- **What is asked**: Pull out every line from the line containing "Output a JSON" through the end of the material, both ends included, and reproduce it exactly. Keep pictures out.

- **Supplied records**:
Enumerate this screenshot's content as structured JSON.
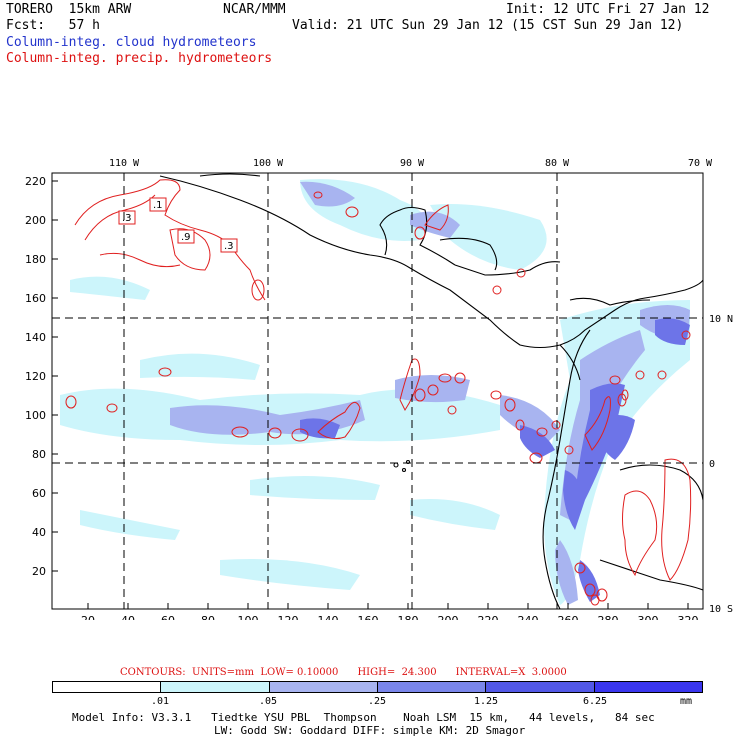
{
  "header": {
    "model": "TORERO  15km ARW",
    "org": "NCAR/MMM",
    "init": "Init: 12 UTC Fri 27 Jan 12",
    "fcst": "Fcst:   57 h",
    "valid": "Valid: 21 UTC Sun 29 Jan 12 (15 CST Sun 29 Jan 12)",
    "field_blue": "Column-integ. cloud hydrometeors",
    "field_red": "Column-integ. precip. hydrometeors"
  },
  "map": {
    "lon_labels": [
      "110 W",
      "100 W",
      "90 W",
      "80 W",
      "70 W"
    ],
    "lat_labels": [
      "10 N",
      "0",
      "10 S"
    ],
    "y_ticks": [
      "220",
      "200",
      "180",
      "160",
      "140",
      "120",
      "100",
      "80",
      "60",
      "40",
      "20"
    ],
    "x_ticks": [
      "20",
      "40",
      "60",
      "80",
      "100",
      "120",
      "140",
      "160",
      "180",
      "200",
      "220",
      "240",
      "260",
      "280",
      "300",
      "320"
    ],
    "contour_labels": [
      ".3",
      ".1",
      ".9",
      ".3"
    ],
    "colors": {
      "cloud_1": "#ccf5fb",
      "cloud_2": "#a8b4f0",
      "cloud_3": "#7a86ea",
      "cloud_4": "#5258e6",
      "precip": "#e02020",
      "coast": "#000000"
    }
  },
  "contour_info": {
    "label": "CONTOURS:  UNITS=mm  LOW= 0.10000      HIGH=  24.300      INTERVAL=X  3.0000"
  },
  "colorbar": {
    "labels": [
      ".01",
      ".05",
      ".25",
      "1.25",
      "6.25"
    ],
    "unit": "mm",
    "colors": [
      "#ffffff",
      "#ccf5fb",
      "#a8b4f0",
      "#7a86ea",
      "#5258e6",
      "#3a36ee"
    ]
  },
  "model_info": {
    "line1": "Model Info: V3.3.1   Tiedtke YSU PBL  Thompson    Noah LSM  15 km,   44 levels,   84 sec",
    "line2": "LW: Godd SW: Goddard DIFF: simple KM: 2D Smagor"
  }
}
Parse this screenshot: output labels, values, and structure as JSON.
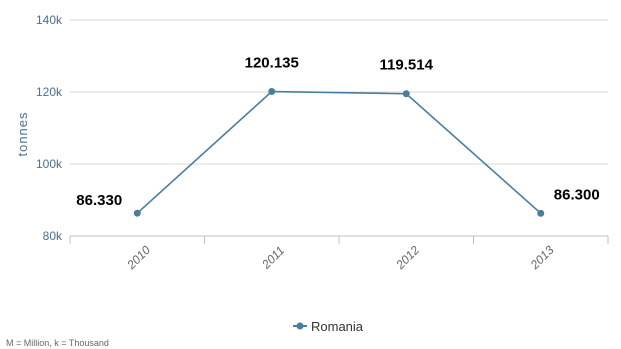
{
  "chart_data": {
    "type": "line",
    "x": [
      "2010",
      "2011",
      "2012",
      "2013"
    ],
    "series": [
      {
        "name": "Romania",
        "values": [
          86330,
          120135,
          119514,
          86300
        ],
        "labels": [
          "86.330",
          "120.135",
          "119.514",
          "86.300"
        ]
      }
    ],
    "ylabel": "tonnes",
    "ylim": [
      80000,
      140000
    ],
    "yticks": [
      80000,
      100000,
      120000,
      140000
    ],
    "ytick_labels": [
      "80k",
      "100k",
      "120k",
      "140k"
    ],
    "grid": true,
    "legend": "bottom-center",
    "line_color": "#4a7c9b"
  },
  "footnote": "M = Million, k = Thousand"
}
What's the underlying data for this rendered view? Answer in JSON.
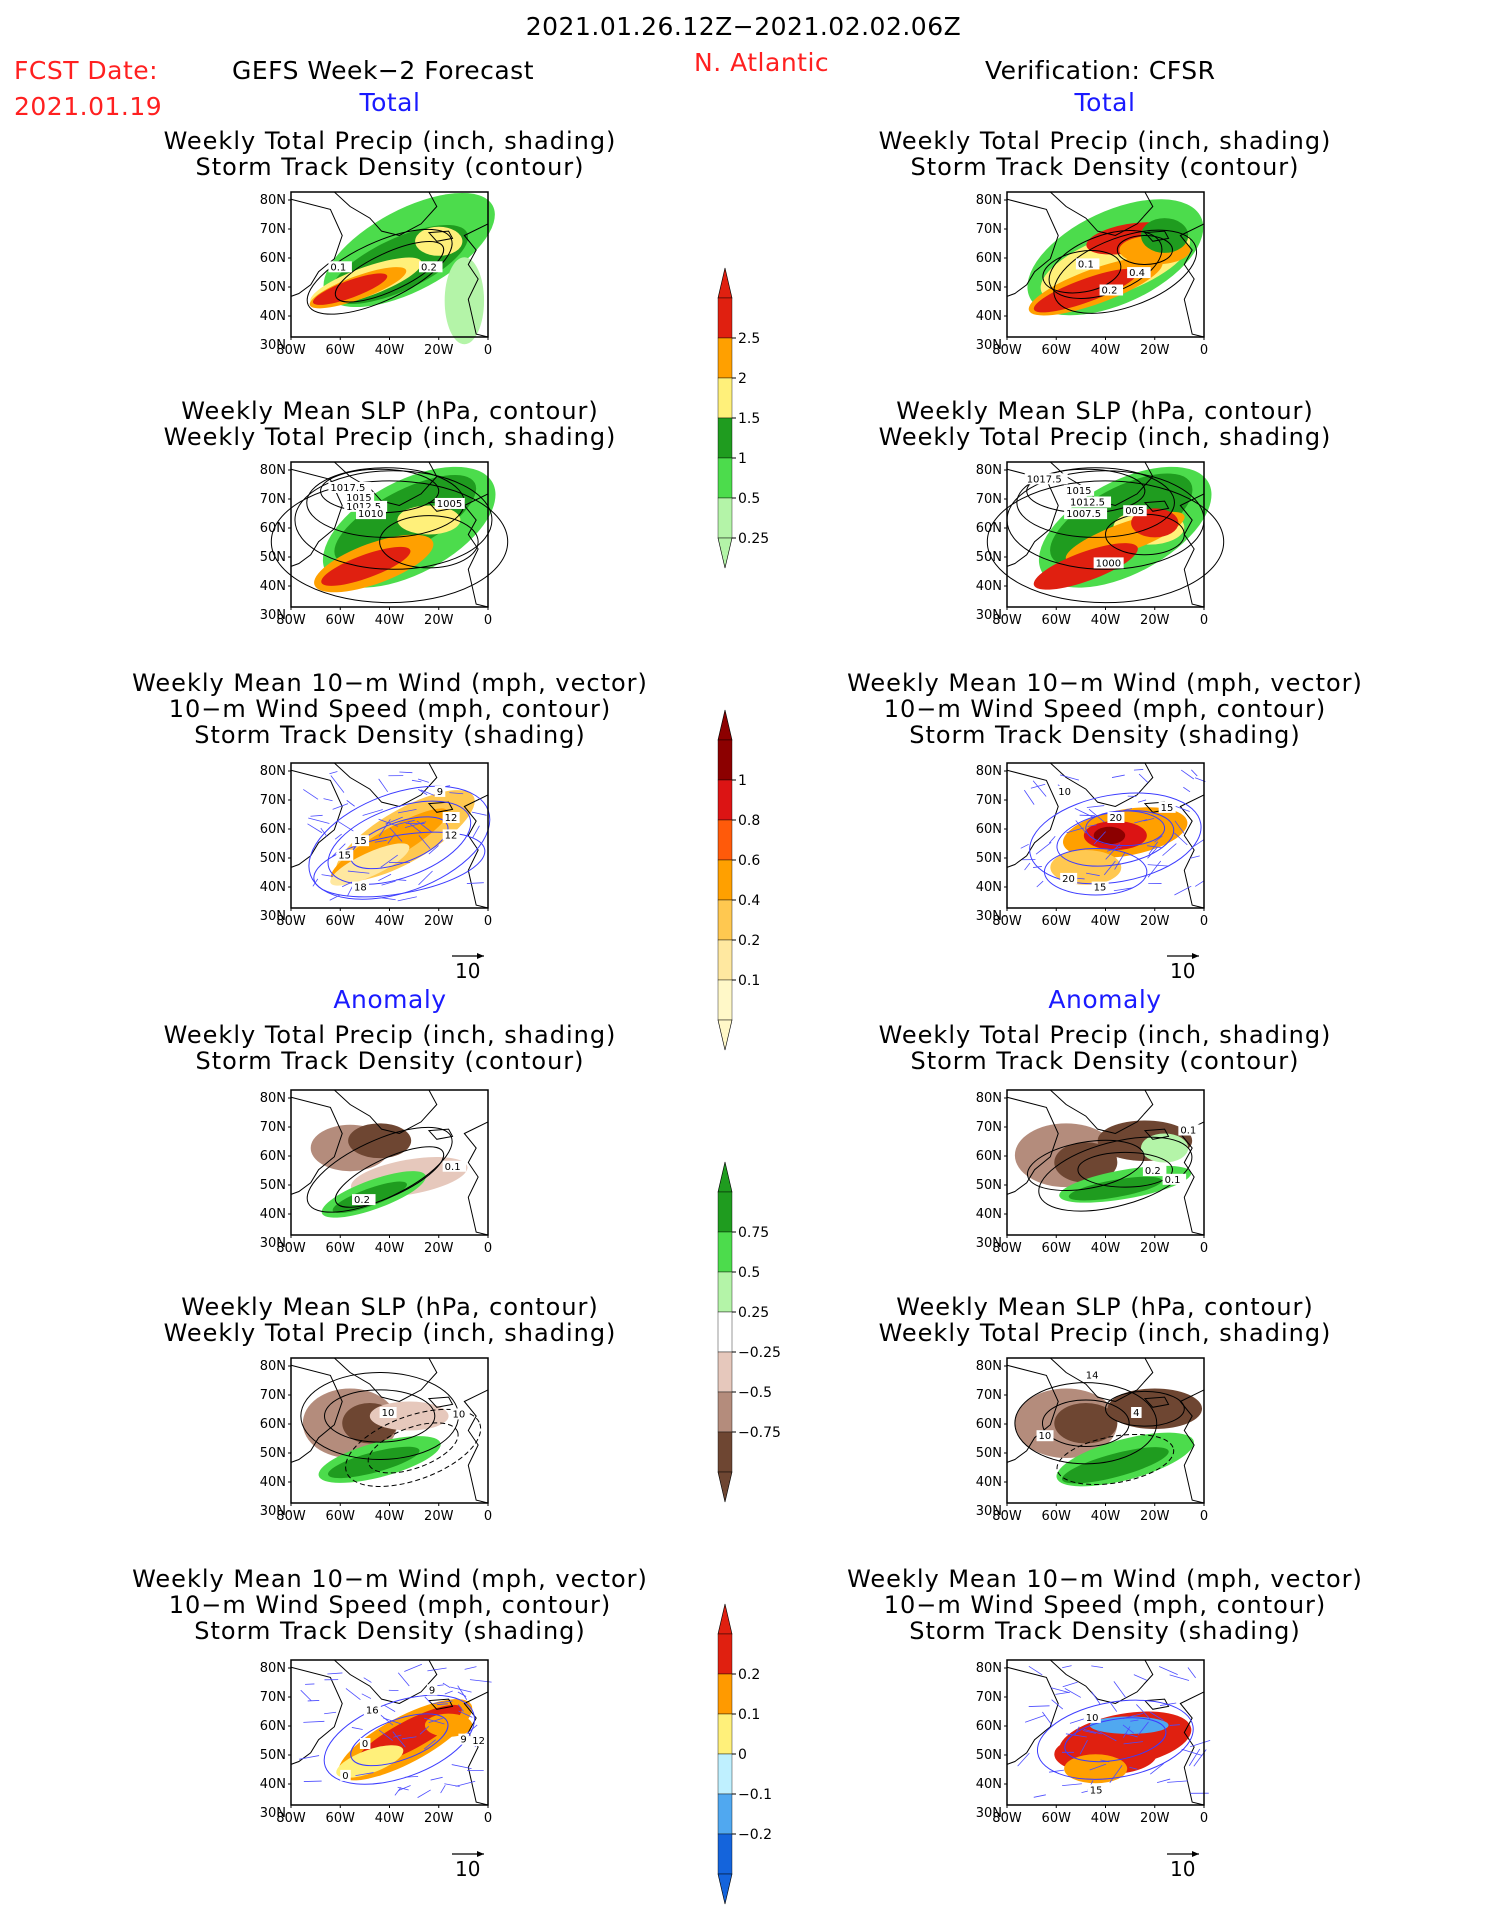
{
  "header": {
    "date_range": "2021.01.26.12Z−2021.02.02.06Z",
    "fcst_label": "FCST Date:",
    "fcst_date": "2021.01.19",
    "left_title": "GEFS Week−2 Forecast",
    "region": "N. Atlantic",
    "right_title": "Verification: CFSR"
  },
  "sections": {
    "total": "Total",
    "anomaly": "Anomaly"
  },
  "titles": {
    "precip_track": [
      "Weekly Total Precip (inch, shading)",
      "Storm Track Density (contour)"
    ],
    "slp_precip": [
      "Weekly Mean SLP (hPa, contour)",
      "Weekly Total Precip (inch, shading)"
    ],
    "wind_track": [
      "Weekly Mean 10−m Wind (mph, vector)",
      "10−m Wind Speed (mph, contour)",
      "Storm Track Density (shading)"
    ]
  },
  "axes": {
    "lat_labels": [
      "80N",
      "70N",
      "60N",
      "50N",
      "40N",
      "30N"
    ],
    "lon_labels": [
      "80W",
      "60W",
      "40W",
      "20W",
      "0"
    ]
  },
  "vector_ref": "10",
  "colorbars": [
    {
      "id": "precip-total",
      "labels": [
        "2.5",
        "2",
        "1.5",
        "1",
        "0.5",
        "0.25"
      ],
      "colors": [
        "#e02010",
        "#ffa000",
        "#fff07a",
        "#1f9c1f",
        "#4cdc4c",
        "#b4f4a8"
      ]
    },
    {
      "id": "track-total",
      "labels": [
        "1",
        "0.8",
        "0.6",
        "0.4",
        "0.2",
        "0.1"
      ],
      "colors": [
        "#8c0000",
        "#dc1414",
        "#ff5a0a",
        "#ffa000",
        "#ffc850",
        "#ffe8a0",
        "#fff8c8"
      ]
    },
    {
      "id": "precip-anom",
      "labels": [
        "0.75",
        "0.5",
        "0.25",
        "−0.25",
        "−0.5",
        "−0.75"
      ],
      "colors": [
        "#1f9c1f",
        "#4cdc4c",
        "#b4f4a8",
        "#ffffff",
        "#e6c8bc",
        "#b48c7c",
        "#6e4632"
      ]
    },
    {
      "id": "track-anom",
      "labels": [
        "0.2",
        "0.1",
        "0",
        "−0.1",
        "−0.2"
      ],
      "colors": [
        "#e02010",
        "#ff9a00",
        "#fff07a",
        "#bff0ff",
        "#50a8f0",
        "#1464dc"
      ]
    }
  ],
  "contour_labels": {
    "p1_left": [
      "0.1",
      "0.2"
    ],
    "p1_right": [
      "0.1",
      "0.4",
      "0.2"
    ],
    "p2_left": [
      "1017.5",
      "1015",
      "1012.5",
      "1010",
      "1005"
    ],
    "p2_right": [
      "1017.5",
      "1015",
      "1012.5",
      "1007.5",
      "005",
      "1000"
    ],
    "p3_left": [
      "9",
      "12",
      "15",
      "12",
      "15",
      "18"
    ],
    "p3_right": [
      "10",
      "15",
      "20",
      "20",
      "15"
    ],
    "p4_left": [
      "0.1",
      "0.2"
    ],
    "p4_right": [
      "0.1",
      "0.2",
      "0.1"
    ],
    "p5_left": [
      "10",
      "10"
    ],
    "p5_right": [
      "14",
      "4",
      "10"
    ],
    "p6_left": [
      "16",
      "9",
      "0",
      "9",
      "12",
      "0"
    ],
    "p6_right": [
      "10",
      "15"
    ]
  }
}
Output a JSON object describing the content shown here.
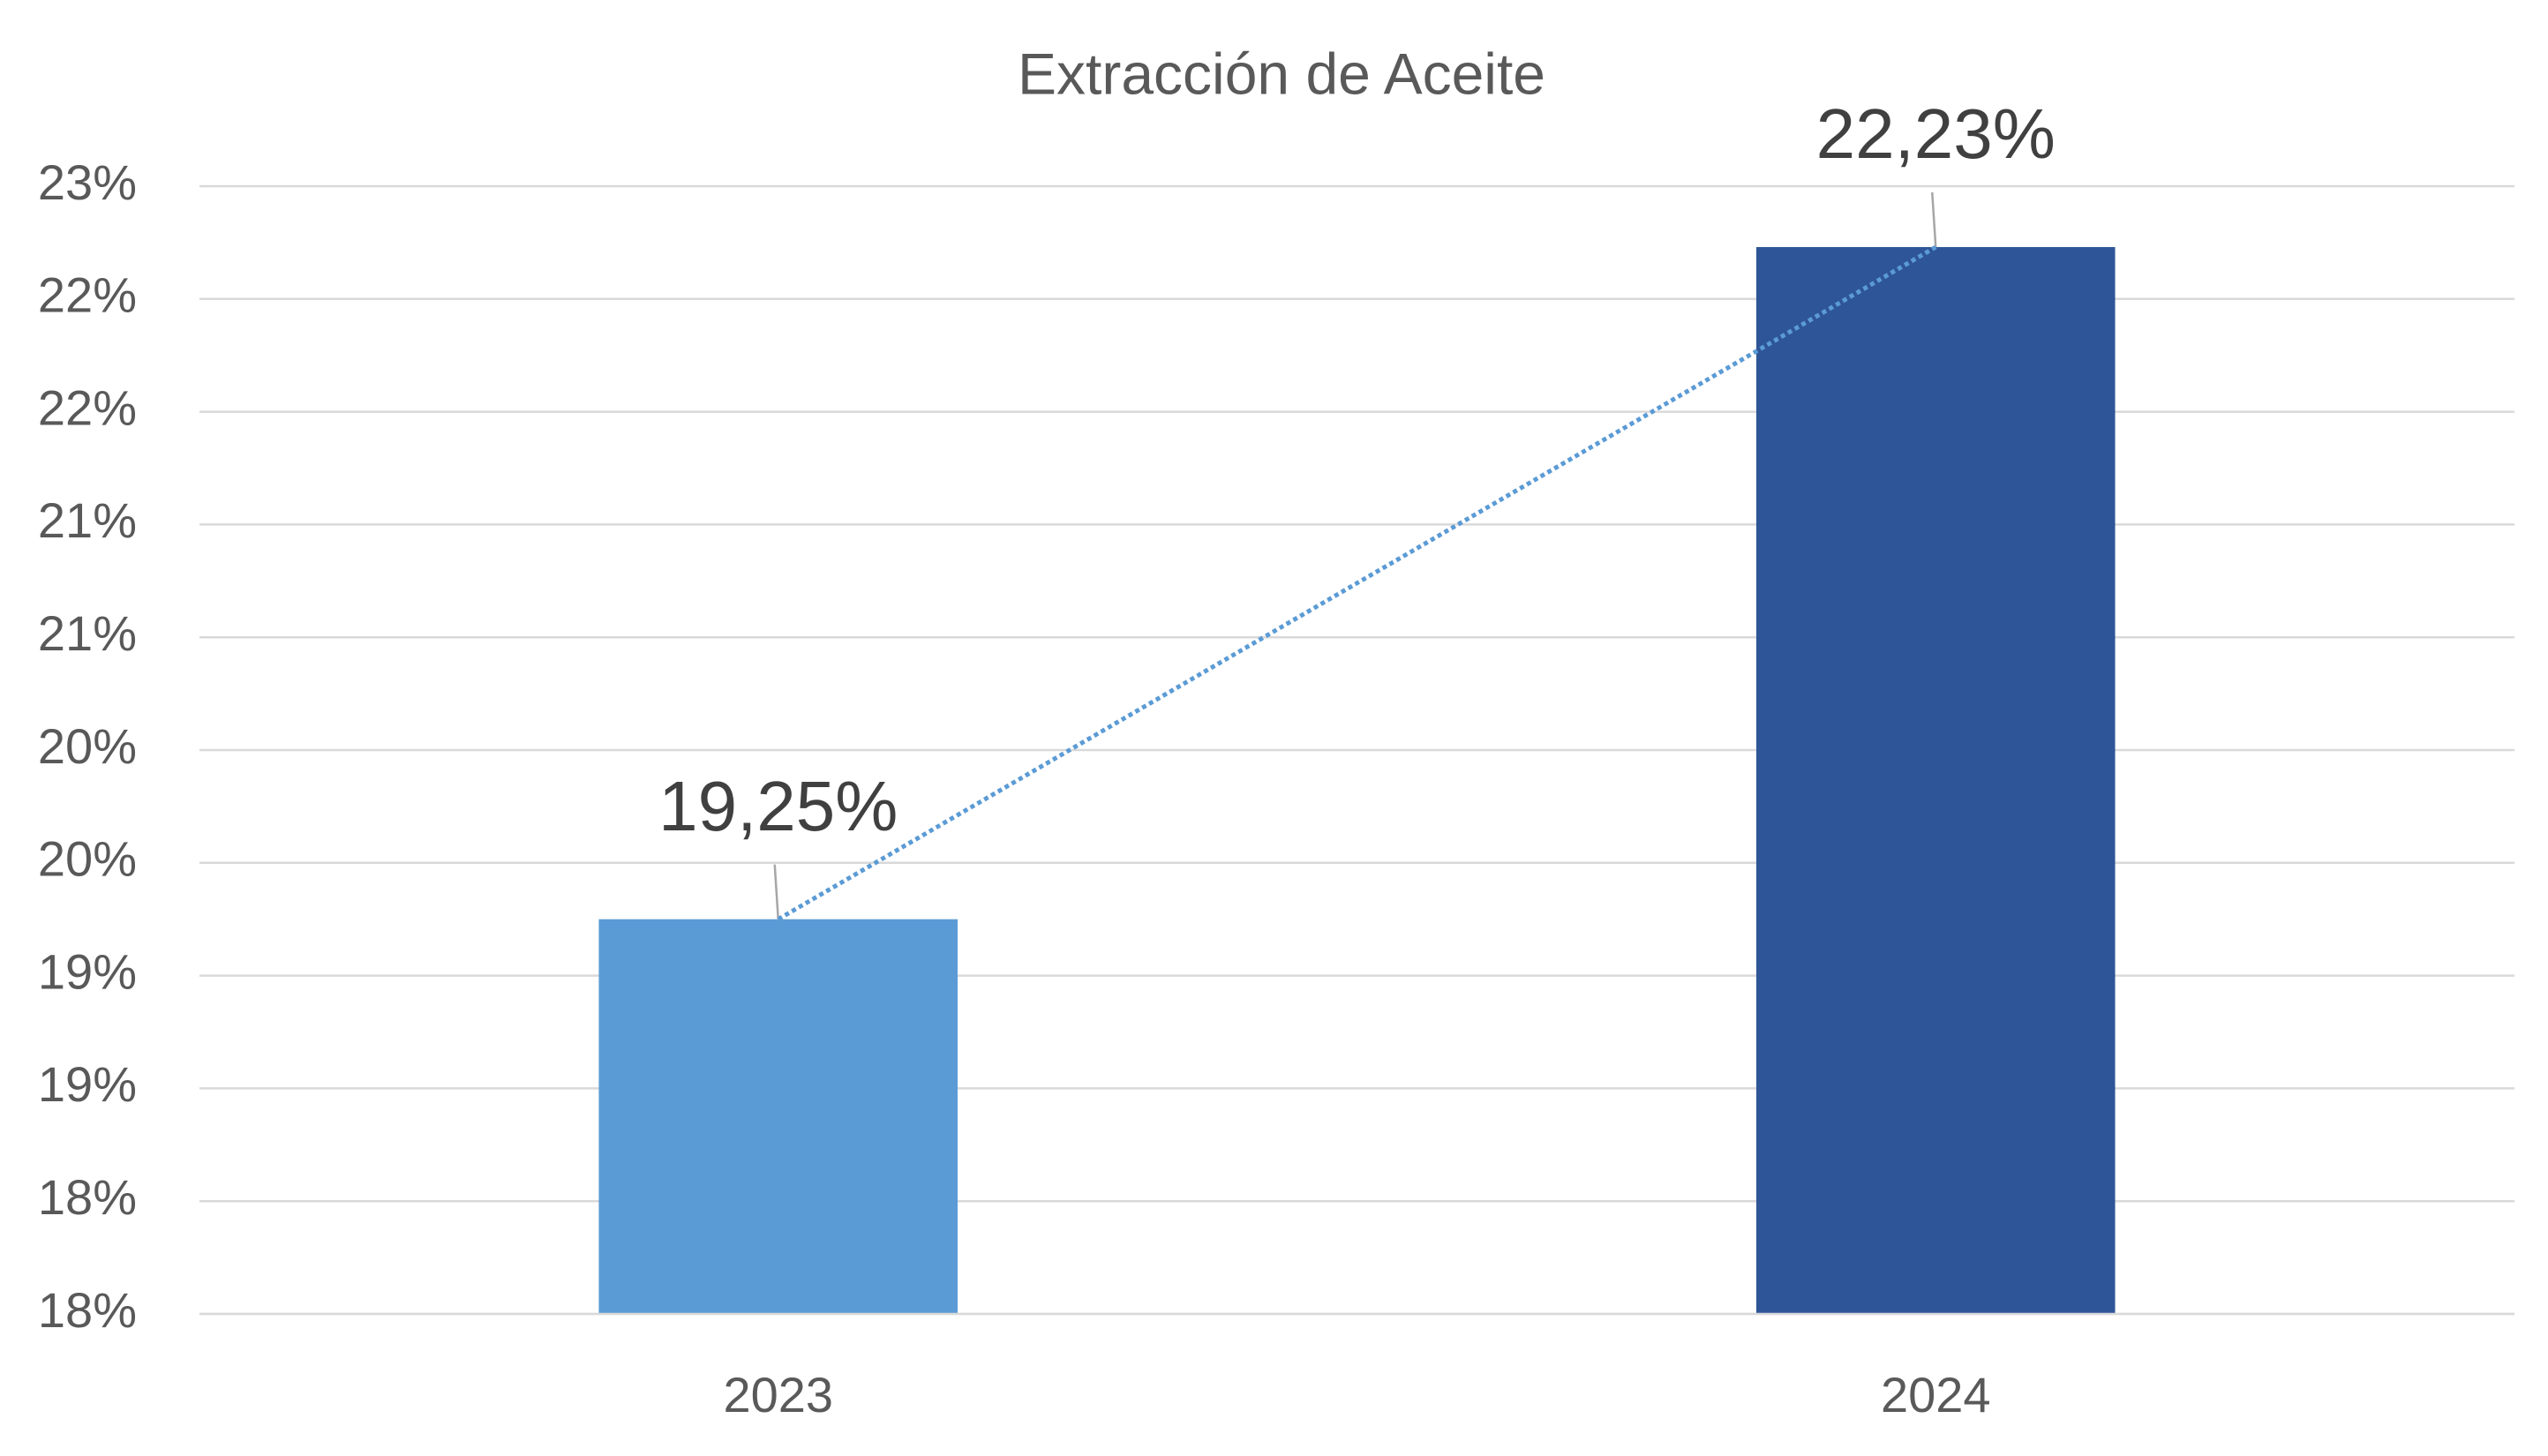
{
  "chart_data": {
    "type": "bar",
    "title": "Extracción de Aceite",
    "categories": [
      "2023",
      "2024"
    ],
    "values": [
      19.25,
      22.23
    ],
    "value_labels": [
      "19,25%",
      "22,23%"
    ],
    "colors": [
      "#5b9bd5",
      "#2e5597"
    ],
    "ylim": [
      17.5,
      22.5
    ],
    "yticks": [
      {
        "value": 17.5,
        "label": "18%"
      },
      {
        "value": 18,
        "label": "18%"
      },
      {
        "value": 18.5,
        "label": "19%"
      },
      {
        "value": 19,
        "label": "19%"
      },
      {
        "value": 19.5,
        "label": "20%"
      },
      {
        "value": 20,
        "label": "20%"
      },
      {
        "value": 20.5,
        "label": "21%"
      },
      {
        "value": 21,
        "label": "21%"
      },
      {
        "value": 21.5,
        "label": "22%"
      },
      {
        "value": 22,
        "label": "22%"
      },
      {
        "value": 22.5,
        "label": "23%"
      }
    ],
    "grid": true,
    "trendline": true,
    "trendline_color": "#5b9bd5"
  }
}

- **Response to the exercise**:
Output a JSON object describing the content shown here.
{
  "chart_data": {
    "type": "bar",
    "title": "Extracción de Aceite",
    "categories": [
      "2023",
      "2024"
    ],
    "values": [
      19.25,
      22.23
    ],
    "value_labels": [
      "19,25%",
      "22,23%"
    ],
    "colors": [
      "#5b9bd5",
      "#2e5597"
    ],
    "ylim": [
      17.5,
      22.5
    ],
    "yticks": [
      {
        "value": 17.5,
        "label": "18%"
      },
      {
        "value": 18,
        "label": "18%"
      },
      {
        "value": 18.5,
        "label": "19%"
      },
      {
        "value": 19,
        "label": "19%"
      },
      {
        "value": 19.5,
        "label": "20%"
      },
      {
        "value": 20,
        "label": "20%"
      },
      {
        "value": 20.5,
        "label": "21%"
      },
      {
        "value": 21,
        "label": "21%"
      },
      {
        "value": 21.5,
        "label": "22%"
      },
      {
        "value": 22,
        "label": "22%"
      },
      {
        "value": 22.5,
        "label": "23%"
      }
    ],
    "grid": true,
    "trendline": true,
    "trendline_color": "#5b9bd5"
  }
}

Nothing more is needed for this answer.